Layout annotation records
= = = =

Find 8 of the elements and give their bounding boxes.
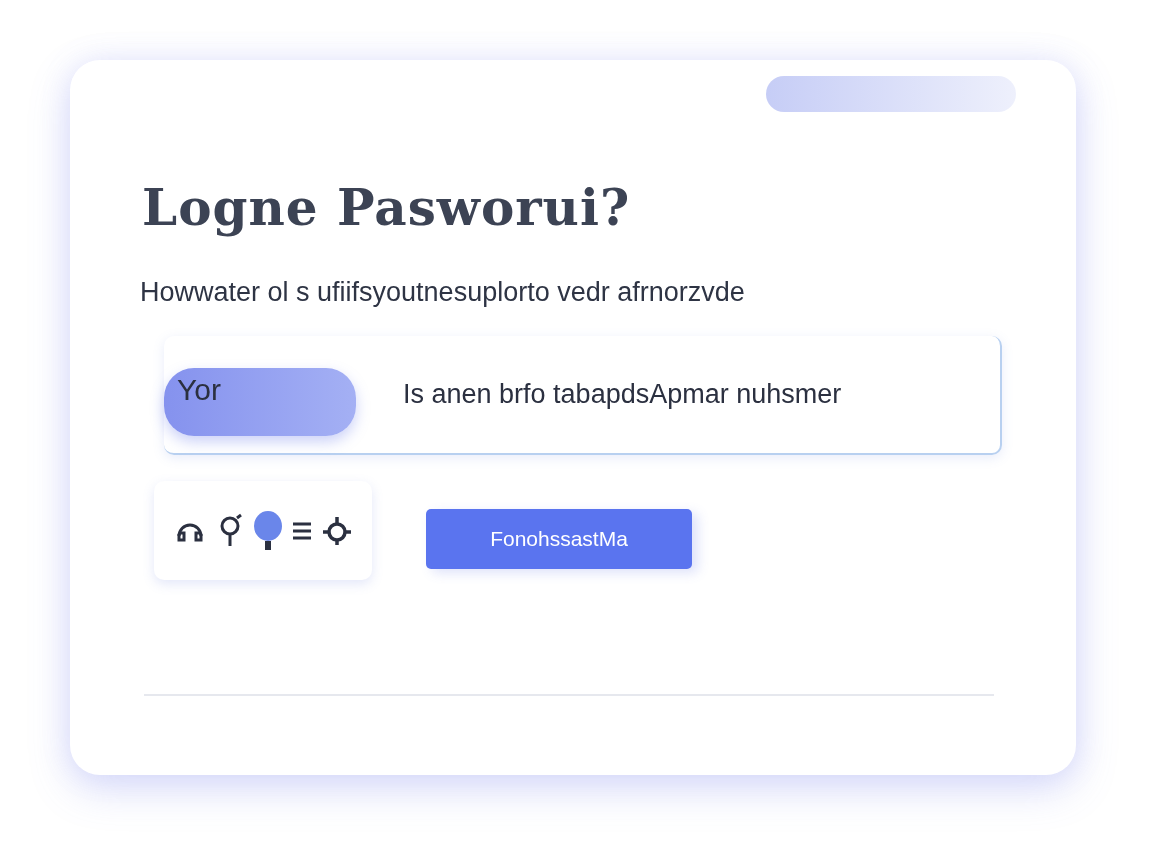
input-field[interactable]: Yor Is anen brfo tabapdsApmar nuhsmer	[164, 336, 1002, 455]
bulb-icon[interactable]	[253, 509, 283, 552]
page-title: Logne Pasworui?	[142, 178, 632, 237]
field-value: Is anen brfo tabapdsApmar nuhsmer	[403, 379, 842, 410]
submit-button[interactable]: FonohssastMa	[426, 508, 692, 569]
subtitle: Howwater ol s ufiifsyoutnesuplorto vedr afrnorzvde	[140, 277, 746, 308]
menu-icon[interactable]	[291, 520, 313, 541]
field-label: Yor	[177, 372, 222, 407]
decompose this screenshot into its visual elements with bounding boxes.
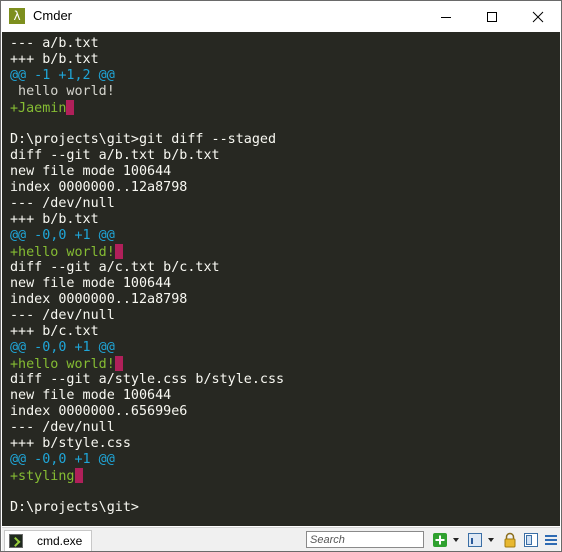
terminal-line-text: diff --git a/c.txt b/c.txt [10, 260, 220, 275]
terminal-line-text: +++ b/b.txt [10, 52, 99, 67]
menu-icon[interactable] [543, 532, 559, 548]
terminal-line-text: +hello world! [10, 357, 115, 372]
minimize-icon [441, 17, 451, 18]
cmder-window: λ Cmder --- a/b.txt +++ b/b.txt @@ -1 +1,2… [0, 0, 562, 552]
close-button[interactable] [515, 1, 561, 32]
terminal-line: D:\projects\git>git diff --staged [10, 132, 276, 148]
terminal-line: --- a/b.txt [10, 36, 99, 52]
terminal-line: +hello world! [10, 356, 123, 372]
terminal-line-text: diff --git a/style.css b/style.css [10, 372, 285, 387]
terminal-line-text: --- a/b.txt [10, 36, 99, 51]
terminal-line-text: @@ -0,0 +1 @@ [10, 228, 115, 243]
terminal-line: index 0000000..12a8798 [10, 292, 187, 308]
terminal-line-text: +hello world! [10, 245, 115, 260]
lock-icon[interactable] [502, 532, 518, 548]
terminal-line-text: index 0000000..65699e6 [10, 404, 188, 419]
console-list-dropdown-icon[interactable] [488, 538, 494, 542]
terminal-line-text: +++ b/b.txt [10, 212, 99, 227]
terminal-line: diff --git a/c.txt b/c.txt [10, 260, 220, 276]
terminal-line-text: +++ b/c.txt [10, 324, 99, 339]
terminal-line: @@ -0,0 +1 @@ [10, 340, 115, 356]
terminal-line-text: D:\projects\git> [10, 500, 139, 515]
split-view-icon[interactable] [523, 532, 539, 548]
terminal-line-text: new file mode 100644 [10, 388, 172, 403]
terminal-line: @@ -0,0 +1 @@ [10, 452, 115, 468]
tab-cmd-exe[interactable]: cmd.exe [4, 530, 92, 551]
terminal-line-text: index 0000000..12a8798 [10, 292, 188, 307]
terminal-line: +hello world! [10, 244, 123, 260]
terminal-line-text: @@ -1 +1,2 @@ [10, 68, 115, 83]
terminal-line: --- /dev/null [10, 308, 115, 324]
cursor-marker [114, 356, 123, 371]
terminal-line: +++ b/c.txt [10, 324, 99, 340]
terminal-line: --- /dev/null [10, 196, 115, 212]
terminal-line-text: new file mode 100644 [10, 276, 172, 291]
terminal-line: D:\projects\git> [10, 500, 139, 516]
close-icon [532, 11, 544, 23]
terminal-line: +++ b/b.txt [10, 52, 99, 68]
terminal-line: --- /dev/null [10, 420, 115, 436]
terminal-line-text: --- /dev/null [10, 196, 115, 211]
terminal-line: diff --git a/style.css b/style.css [10, 372, 284, 388]
terminal-line: @@ -0,0 +1 @@ [10, 228, 115, 244]
terminal-line-text: @@ -0,0 +1 @@ [10, 452, 115, 467]
maximize-icon [487, 12, 497, 22]
terminal-line-text: index 0000000..12a8798 [10, 180, 188, 195]
terminal-line-text: --- /dev/null [10, 308, 115, 323]
terminal-line-text: --- /dev/null [10, 420, 115, 435]
terminal-line: index 0000000..12a8798 [10, 180, 187, 196]
terminal-output[interactable]: --- a/b.txt +++ b/b.txt @@ -1 +1,2 @@ hell… [2, 32, 560, 526]
terminal-line: new file mode 100644 [10, 388, 171, 404]
cursor-marker [66, 100, 75, 115]
tab-label: cmd.exe [37, 534, 83, 548]
status-bar: cmd.exe [2, 527, 560, 551]
cursor-marker [74, 468, 83, 483]
terminal-line: index 0000000..65699e6 [10, 404, 187, 420]
maximize-button[interactable] [469, 1, 515, 32]
console-dropdown-icon[interactable] [467, 532, 483, 548]
title-bar[interactable]: λ Cmder [1, 1, 561, 32]
terminal-line: @@ -1 +1,2 @@ [10, 68, 115, 84]
terminal-line-text: new file mode 100644 [10, 164, 172, 179]
terminal-line: new file mode 100644 [10, 164, 171, 180]
terminal-line: diff --git a/b.txt b/b.txt [10, 148, 220, 164]
new-console-icon[interactable] [432, 532, 448, 548]
terminal-line: +styling [10, 468, 83, 484]
terminal-line: new file mode 100644 [10, 276, 171, 292]
cmder-lambda-icon[interactable]: λ [9, 8, 25, 24]
new-console-dropdown-icon[interactable] [453, 538, 459, 542]
terminal-line: +++ b/b.txt [10, 212, 99, 228]
cursor-marker [114, 244, 123, 259]
terminal-line: +++ b/style.css [10, 436, 131, 452]
terminal-line-text: +++ b/style.css [10, 436, 131, 451]
search-input[interactable] [306, 531, 424, 548]
terminal-line-text: +styling [10, 469, 75, 484]
terminal-line: +Jaemin [10, 100, 75, 116]
terminal-line-text: diff --git a/b.txt b/b.txt [10, 148, 220, 163]
terminal-line-text: @@ -0,0 +1 @@ [10, 340, 115, 355]
minimize-button[interactable] [423, 1, 469, 32]
terminal-line-text: D:\projects\git>git diff --staged [10, 132, 277, 147]
console-icon [9, 534, 23, 548]
terminal-line-text: +Jaemin [10, 101, 67, 116]
window-title: Cmder [33, 8, 73, 23]
terminal-line-text: hello world! [10, 84, 115, 99]
terminal-line: hello world! [10, 84, 115, 100]
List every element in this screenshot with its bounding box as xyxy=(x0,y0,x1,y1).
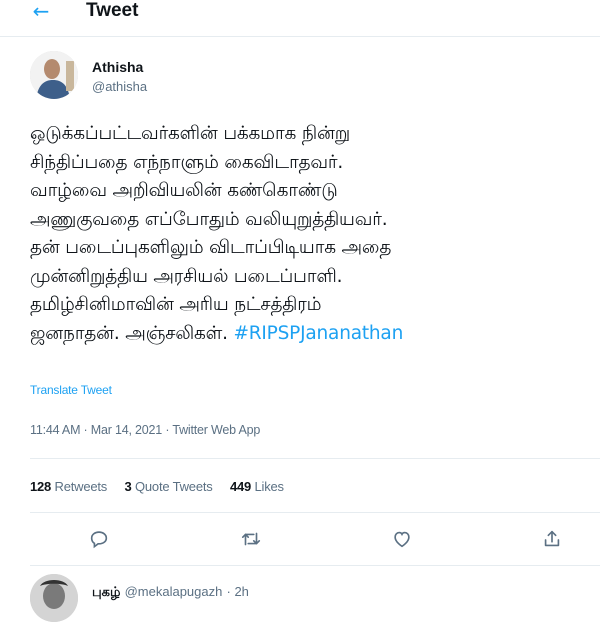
tweet-timestamp[interactable]: 11:44 AM · Mar 14, 2021 · Twitter Web Ap… xyxy=(30,423,260,437)
avatar-photo xyxy=(30,51,78,99)
likes-count: 449 xyxy=(229,479,252,494)
translate-tweet-link[interactable]: Translate Tweet xyxy=(30,383,112,397)
tweet-text-last-line: ஜனநாதன். அஞ்சலிகள். #RIPSPJananathan xyxy=(30,320,595,349)
divider xyxy=(30,512,600,513)
divider xyxy=(30,458,600,459)
tweet-text-line: வாழ்வை அறிவியலின் கண்கொண்டு xyxy=(30,180,338,201)
retweet-icon[interactable] xyxy=(240,528,262,550)
tweet-text-line: ஒடுக்கப்பட்டவர்களின் பக்கமாக நின்று xyxy=(30,123,350,144)
reply-avatar[interactable] xyxy=(30,574,78,622)
divider xyxy=(30,565,600,566)
tweet-text-line: சிந்திப்பதை எந்நாளும் கைவிடாதவர். xyxy=(30,151,344,173)
back-arrow-icon[interactable]: ← xyxy=(30,0,52,22)
quote-tweets-label: Quote Tweets xyxy=(134,479,213,494)
tweet-text-line: தமிழ்சினிமாவின் அரிய நட்சத்திரம் xyxy=(30,294,322,315)
share-icon[interactable] xyxy=(541,528,563,550)
top-bar: ← Tweet xyxy=(0,0,600,37)
retweets-stat[interactable]: 128 Retweets xyxy=(30,479,107,494)
tweet-text-line: தன் படைப்புகளிலும் விடாப்பிடியாக அதை xyxy=(30,237,392,258)
reply-header: புகழ் @mekalapugazh · 2h xyxy=(92,584,249,601)
quote-tweets-count: 3 xyxy=(124,479,132,494)
tweet-stats: 128 Retweets 3 Quote Tweets 449 Likes xyxy=(30,479,298,494)
reply-icon[interactable] xyxy=(88,528,110,550)
author-handle[interactable]: @athisha xyxy=(92,79,147,94)
author-name[interactable]: Athisha xyxy=(92,59,143,75)
page-title: Tweet xyxy=(86,0,139,21)
hashtag-link[interactable]: #RIPSPJananathan xyxy=(233,323,403,344)
author-avatar[interactable] xyxy=(30,51,78,99)
reply-author-name[interactable]: புகழ் xyxy=(92,585,120,600)
like-icon[interactable] xyxy=(391,528,413,550)
retweets-label: Retweets xyxy=(54,479,108,494)
likes-label: Likes xyxy=(254,479,285,494)
tweet-text-line: அணுகுவதை எப்போதும் வலியுறுத்தியவர். xyxy=(30,208,388,230)
retweets-count: 128 xyxy=(30,479,52,494)
tweet-text-line: ஜனநாதன். அஞ்சலிகள். xyxy=(30,322,234,344)
reply-avatar-photo xyxy=(30,574,78,622)
reply-author-handle[interactable]: @mekalapugazh xyxy=(125,584,223,599)
tweet-text: ஒடுக்கப்பட்டவர்களின் பக்கமாக நின்று சிந்… xyxy=(30,120,595,348)
reply-time[interactable]: · 2h xyxy=(227,584,249,599)
tweet-text-line: முன்னிறுத்திய அரசியல் படைப்பாளி. xyxy=(30,265,343,287)
quote-tweets-stat[interactable]: 3 Quote Tweets xyxy=(125,479,213,494)
likes-stat[interactable]: 449 Likes xyxy=(230,479,284,494)
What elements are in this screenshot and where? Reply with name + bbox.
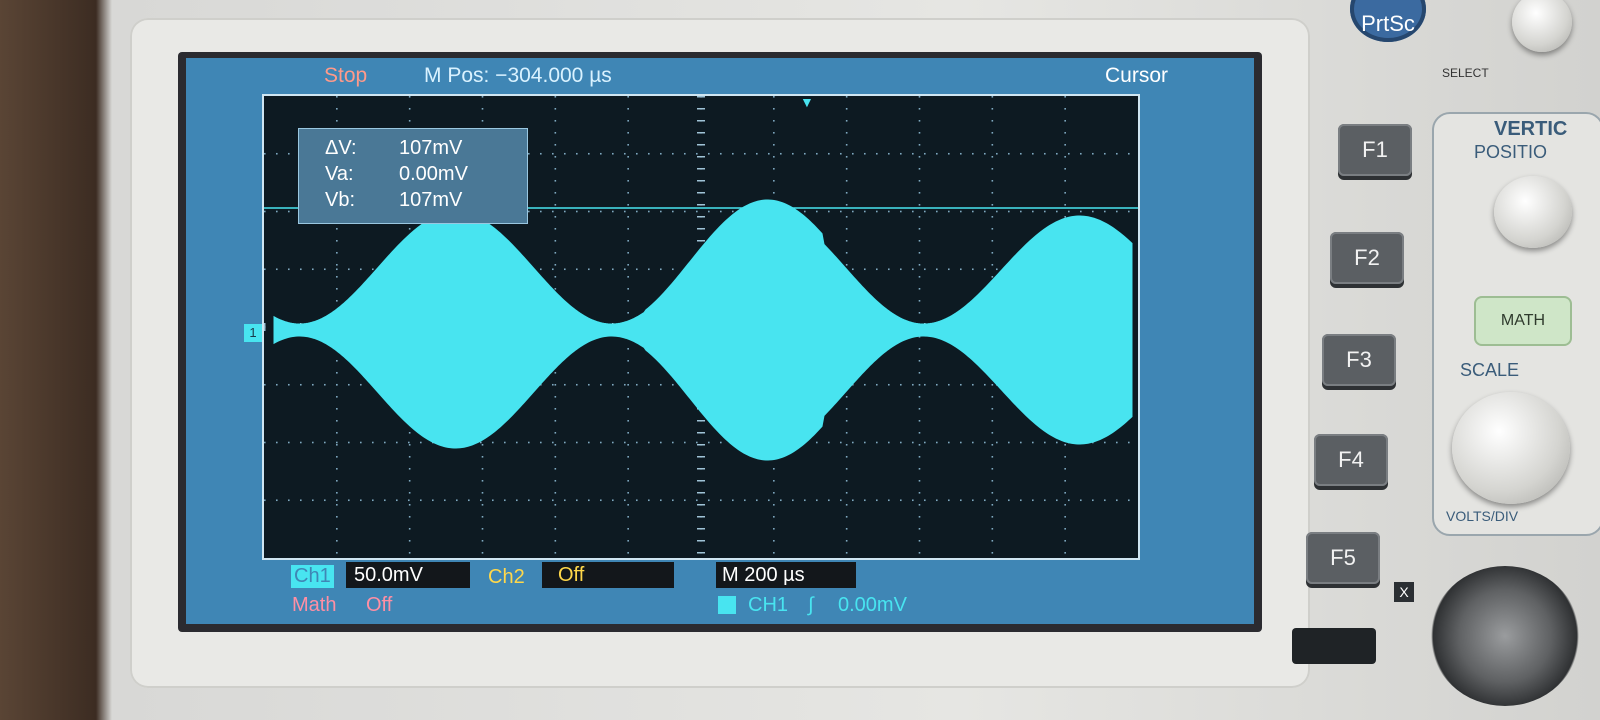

= = = =

Render the lines above as a Markdown table with the columns Row and Line, from the line that contains "tweet-timestamp[interactable]: 11:44 AM" through the line that contains "retweet-icon[interactable] xyxy=(240,528,262,550)", leaving out any blank lines.

▸ Answer to the problem
| Row | Line |
|---|---|
| 1 | tweet-timestamp[interactable]: 11:44 AM · Mar 14, 2021 · Twitter Web Ap… xyxy=(30,423,260,437) |
| 2 | avatar-photo xyxy=(30,51,78,99) |
| 3 | likes-count: 449 xyxy=(229,479,252,494) |
| 4 | translate-tweet-link[interactable]: Translate Tweet xyxy=(30,383,112,397) |
| 5 | tweet-text-last-line: ஜனநாதன். அஞ்சலிகள். #RIPSPJananathan xyxy=(30,320,595,349) |
| 6 | divider xyxy=(30,512,600,513) |
| 7 | divider xyxy=(30,458,600,459) |
| 8 | tweet-text-line: வாழ்வை அறிவியலின் கண்கொண்டு xyxy=(30,180,338,201) |
| 9 | retweet-icon[interactable] xyxy=(240,528,262,550) |